[EXTRACT TO READ]:


  • fevasu

    Man of Steel was the Superman movie I was waiting for, my entire life!!

  • Ellie Wilkin

    I just wish Zack Snyder would stop making films sometimes. Henry Cavill was the only thing that kept my interest i’m afraid!

  • MarkDubz

    I can’t say for sure if this is genuinely a bad movie, or if I was just really let down. I had heard so much good stuff about it, I guess I had my expectations a little too high. Anyhow, can anybody say over-acting? Everybody in the movie is so tight and over-directed it’s as though they all have kryptonite up their bum. The action sequences are absolutely ridiculous. They are on par with any garden variety “how to train your vampire” movie. The movie also relied heavily on the military, which is usually fine, just not in a “superhero” movie. Now, for the computer effects. If you love over-the-top CGI, then you will definitely like this movie. And, finally, if I have to see one more naked baby Superman, I’m gonna call child protective services. Overall, an unfortunate disappointment.

[WHAT YOU WILL DO]:
In the Man of Steel comments, who does Ellie Wilkin say was the only thing that kept her interest? These rows are separate material, unrelated to the Man of Steel comments.

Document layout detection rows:
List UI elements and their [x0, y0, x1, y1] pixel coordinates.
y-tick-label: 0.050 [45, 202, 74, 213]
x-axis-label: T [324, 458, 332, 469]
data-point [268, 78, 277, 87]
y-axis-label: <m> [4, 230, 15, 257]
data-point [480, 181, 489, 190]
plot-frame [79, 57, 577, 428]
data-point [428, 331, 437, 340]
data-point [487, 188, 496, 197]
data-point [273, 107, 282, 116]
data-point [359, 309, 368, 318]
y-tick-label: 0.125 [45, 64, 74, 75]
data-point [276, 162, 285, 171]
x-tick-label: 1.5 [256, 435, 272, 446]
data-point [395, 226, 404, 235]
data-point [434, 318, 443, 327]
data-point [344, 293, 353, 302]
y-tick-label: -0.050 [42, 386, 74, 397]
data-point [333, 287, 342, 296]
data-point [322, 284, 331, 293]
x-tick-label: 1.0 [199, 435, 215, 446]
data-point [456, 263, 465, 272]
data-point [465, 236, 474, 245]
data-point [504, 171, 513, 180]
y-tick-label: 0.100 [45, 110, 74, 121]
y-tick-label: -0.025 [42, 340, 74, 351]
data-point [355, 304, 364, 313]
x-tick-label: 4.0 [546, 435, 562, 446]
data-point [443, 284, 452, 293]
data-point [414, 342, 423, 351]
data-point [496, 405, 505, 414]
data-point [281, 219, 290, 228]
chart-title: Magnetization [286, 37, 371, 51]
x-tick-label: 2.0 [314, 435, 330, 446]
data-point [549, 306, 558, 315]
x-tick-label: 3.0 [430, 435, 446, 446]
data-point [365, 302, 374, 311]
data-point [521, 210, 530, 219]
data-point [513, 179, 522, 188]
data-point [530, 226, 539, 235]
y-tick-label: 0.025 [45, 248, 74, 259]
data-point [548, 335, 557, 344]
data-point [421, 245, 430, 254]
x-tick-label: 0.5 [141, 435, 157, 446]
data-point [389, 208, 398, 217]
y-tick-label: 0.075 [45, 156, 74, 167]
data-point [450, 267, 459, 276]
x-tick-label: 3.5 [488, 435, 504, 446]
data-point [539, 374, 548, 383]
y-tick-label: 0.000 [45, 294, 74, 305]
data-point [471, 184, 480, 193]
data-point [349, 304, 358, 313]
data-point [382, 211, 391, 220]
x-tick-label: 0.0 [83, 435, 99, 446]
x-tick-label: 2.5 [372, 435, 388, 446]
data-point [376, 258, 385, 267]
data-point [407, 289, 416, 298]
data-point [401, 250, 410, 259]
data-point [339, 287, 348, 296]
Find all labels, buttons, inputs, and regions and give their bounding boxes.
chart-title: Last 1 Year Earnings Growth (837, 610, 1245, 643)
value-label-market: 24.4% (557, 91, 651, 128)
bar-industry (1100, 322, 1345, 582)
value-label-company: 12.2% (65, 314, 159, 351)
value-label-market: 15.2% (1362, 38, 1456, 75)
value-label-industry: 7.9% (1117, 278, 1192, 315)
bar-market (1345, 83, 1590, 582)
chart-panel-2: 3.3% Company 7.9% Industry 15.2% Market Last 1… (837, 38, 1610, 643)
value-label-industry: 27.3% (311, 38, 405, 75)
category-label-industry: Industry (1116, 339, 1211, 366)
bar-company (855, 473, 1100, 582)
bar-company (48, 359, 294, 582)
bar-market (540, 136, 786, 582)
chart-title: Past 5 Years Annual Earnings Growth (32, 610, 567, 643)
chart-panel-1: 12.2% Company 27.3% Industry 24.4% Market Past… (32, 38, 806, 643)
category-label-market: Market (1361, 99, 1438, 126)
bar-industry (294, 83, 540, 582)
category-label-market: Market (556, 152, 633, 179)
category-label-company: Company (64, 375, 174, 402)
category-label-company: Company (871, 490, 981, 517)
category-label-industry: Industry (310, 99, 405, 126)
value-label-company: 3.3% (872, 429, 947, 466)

[RESULT]:
Henry Cavill